[Data records]
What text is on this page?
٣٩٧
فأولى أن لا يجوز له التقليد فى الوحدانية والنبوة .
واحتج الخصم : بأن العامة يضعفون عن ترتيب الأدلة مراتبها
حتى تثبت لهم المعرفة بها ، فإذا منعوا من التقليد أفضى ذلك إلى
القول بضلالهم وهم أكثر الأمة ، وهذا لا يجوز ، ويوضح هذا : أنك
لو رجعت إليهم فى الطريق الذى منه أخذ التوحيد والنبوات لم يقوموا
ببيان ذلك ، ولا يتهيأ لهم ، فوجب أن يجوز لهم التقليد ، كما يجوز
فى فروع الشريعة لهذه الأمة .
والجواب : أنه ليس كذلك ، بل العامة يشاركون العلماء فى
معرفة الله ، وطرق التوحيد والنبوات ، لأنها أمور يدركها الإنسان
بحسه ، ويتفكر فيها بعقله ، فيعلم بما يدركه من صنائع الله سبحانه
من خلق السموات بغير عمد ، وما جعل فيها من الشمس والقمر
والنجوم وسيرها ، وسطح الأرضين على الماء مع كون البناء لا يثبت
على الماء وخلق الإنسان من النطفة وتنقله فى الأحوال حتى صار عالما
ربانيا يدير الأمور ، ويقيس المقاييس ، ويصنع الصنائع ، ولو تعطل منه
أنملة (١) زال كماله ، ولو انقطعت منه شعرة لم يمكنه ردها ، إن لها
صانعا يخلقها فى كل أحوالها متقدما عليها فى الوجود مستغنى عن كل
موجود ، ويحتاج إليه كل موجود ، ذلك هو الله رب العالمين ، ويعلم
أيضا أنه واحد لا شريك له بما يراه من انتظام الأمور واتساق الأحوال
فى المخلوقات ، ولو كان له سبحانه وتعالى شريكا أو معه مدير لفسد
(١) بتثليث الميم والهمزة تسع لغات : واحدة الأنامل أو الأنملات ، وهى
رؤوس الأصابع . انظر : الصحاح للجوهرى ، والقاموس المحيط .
---
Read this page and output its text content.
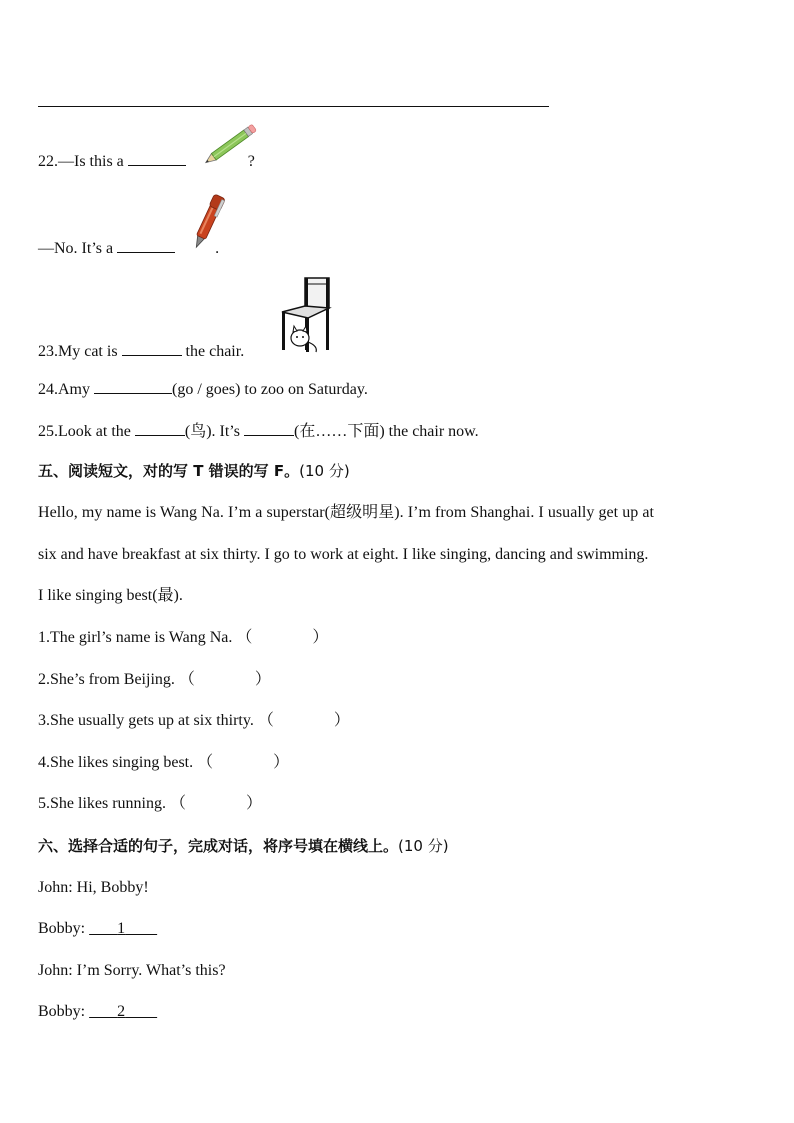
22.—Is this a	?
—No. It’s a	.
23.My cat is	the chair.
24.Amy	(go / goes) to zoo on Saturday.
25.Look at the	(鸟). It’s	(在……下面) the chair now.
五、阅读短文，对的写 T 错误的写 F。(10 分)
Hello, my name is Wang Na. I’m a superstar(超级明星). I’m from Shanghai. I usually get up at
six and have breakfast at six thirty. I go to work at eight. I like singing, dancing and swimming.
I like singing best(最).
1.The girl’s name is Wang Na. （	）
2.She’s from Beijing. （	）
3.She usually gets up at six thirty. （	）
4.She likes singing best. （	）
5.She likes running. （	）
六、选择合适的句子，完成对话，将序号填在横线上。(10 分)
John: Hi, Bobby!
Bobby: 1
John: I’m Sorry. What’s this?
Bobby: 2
---
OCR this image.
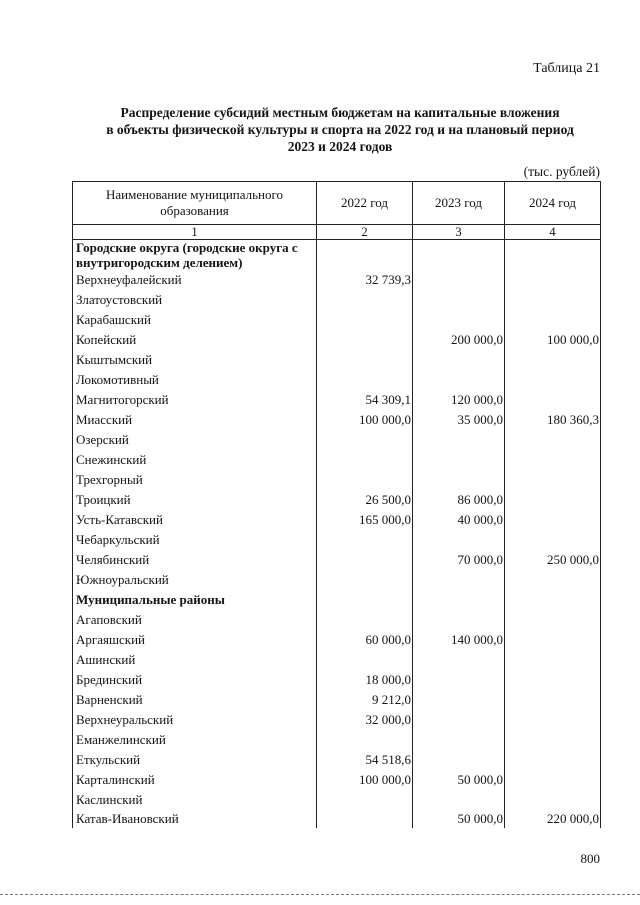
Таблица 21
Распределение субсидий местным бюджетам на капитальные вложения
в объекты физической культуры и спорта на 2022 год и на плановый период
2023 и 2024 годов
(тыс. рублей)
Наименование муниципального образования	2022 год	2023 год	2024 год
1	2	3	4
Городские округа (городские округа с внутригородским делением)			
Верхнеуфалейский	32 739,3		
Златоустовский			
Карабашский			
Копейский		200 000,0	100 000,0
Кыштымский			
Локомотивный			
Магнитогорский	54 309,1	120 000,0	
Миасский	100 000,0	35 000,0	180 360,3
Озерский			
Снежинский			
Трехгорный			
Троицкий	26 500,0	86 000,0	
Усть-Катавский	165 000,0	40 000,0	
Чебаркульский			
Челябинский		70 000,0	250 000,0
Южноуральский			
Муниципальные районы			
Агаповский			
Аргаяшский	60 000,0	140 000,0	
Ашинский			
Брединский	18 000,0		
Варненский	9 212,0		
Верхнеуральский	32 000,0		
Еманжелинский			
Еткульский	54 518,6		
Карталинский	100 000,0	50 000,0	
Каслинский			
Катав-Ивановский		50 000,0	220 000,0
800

_YOUR OBJECTIVE_
Collect each line containing the string "الماء".

_EXERCISE RESULT_
والنجوم وسيرها ، وسطح الأرضين على الماء مع كون البناء لا يثبت
على الماء وخلق الإنسان من النطفة وتنقله فى الأحوال حتى صار عالما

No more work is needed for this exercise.